* EXERCISE
Going through the material below, please gather all lines with the word "title" in them.

* DATASET RECORDS
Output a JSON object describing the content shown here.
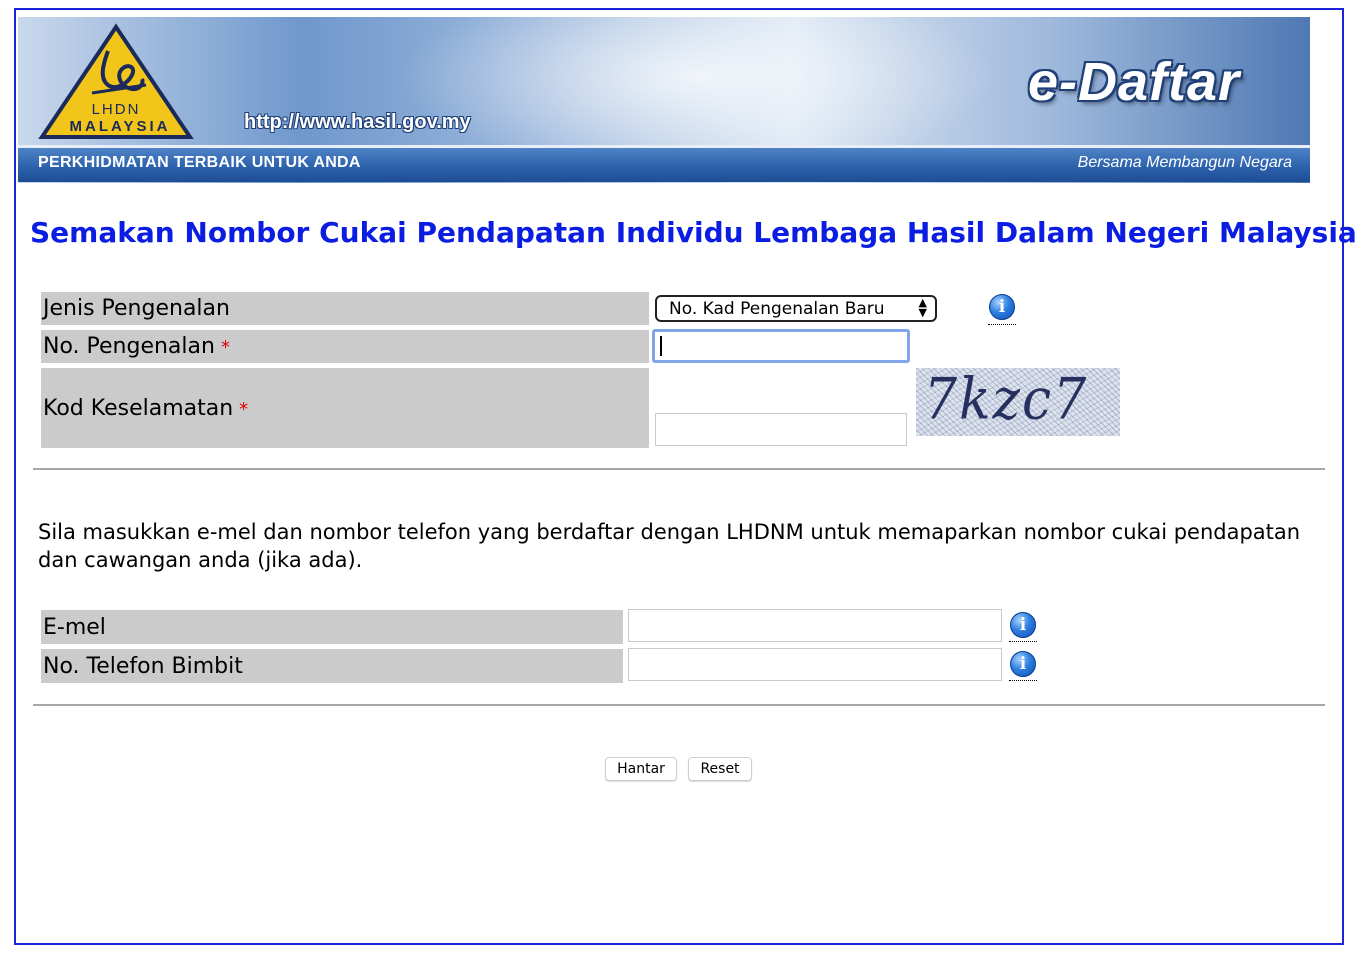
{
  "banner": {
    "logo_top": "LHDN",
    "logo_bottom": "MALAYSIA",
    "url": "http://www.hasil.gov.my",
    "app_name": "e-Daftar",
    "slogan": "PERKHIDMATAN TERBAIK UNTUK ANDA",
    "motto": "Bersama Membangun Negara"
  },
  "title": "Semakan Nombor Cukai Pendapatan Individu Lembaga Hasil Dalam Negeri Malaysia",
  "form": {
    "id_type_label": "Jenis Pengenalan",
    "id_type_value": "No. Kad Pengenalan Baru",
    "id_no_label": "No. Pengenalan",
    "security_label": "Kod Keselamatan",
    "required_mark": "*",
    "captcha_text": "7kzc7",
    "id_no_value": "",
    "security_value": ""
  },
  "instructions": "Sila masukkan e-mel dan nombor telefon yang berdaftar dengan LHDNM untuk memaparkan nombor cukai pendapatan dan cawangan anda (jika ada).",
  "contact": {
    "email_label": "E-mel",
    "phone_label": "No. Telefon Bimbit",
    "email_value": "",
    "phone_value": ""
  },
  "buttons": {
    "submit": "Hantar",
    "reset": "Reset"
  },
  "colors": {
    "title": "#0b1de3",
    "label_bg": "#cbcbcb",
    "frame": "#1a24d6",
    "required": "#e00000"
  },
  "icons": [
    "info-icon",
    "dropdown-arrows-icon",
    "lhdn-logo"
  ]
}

* ANSWER TO THIS PROBLEM
  "title": "Semakan Nombor Cukai Pendapatan Individu Lembaga Hasil Dalam Negeri Malaysia",
    "title": "#0b1de3",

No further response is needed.